[Start of Extracted data]

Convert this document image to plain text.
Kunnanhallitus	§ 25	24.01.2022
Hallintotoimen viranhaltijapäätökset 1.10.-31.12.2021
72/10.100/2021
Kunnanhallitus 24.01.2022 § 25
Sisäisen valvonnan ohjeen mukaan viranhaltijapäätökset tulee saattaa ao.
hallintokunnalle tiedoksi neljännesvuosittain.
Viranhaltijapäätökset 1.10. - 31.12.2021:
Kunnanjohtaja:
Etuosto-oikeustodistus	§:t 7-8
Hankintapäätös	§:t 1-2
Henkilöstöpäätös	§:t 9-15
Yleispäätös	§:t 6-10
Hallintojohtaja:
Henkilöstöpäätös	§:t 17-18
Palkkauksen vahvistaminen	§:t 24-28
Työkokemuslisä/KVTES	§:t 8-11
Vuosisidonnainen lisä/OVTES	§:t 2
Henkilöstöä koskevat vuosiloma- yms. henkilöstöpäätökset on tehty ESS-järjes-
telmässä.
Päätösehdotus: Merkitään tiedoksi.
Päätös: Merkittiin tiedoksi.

[End of Extracted data]

Directive – How many lines of these entries contain the string "Henkilöstöpäätös"? Reply with the number alone.

Task result – 2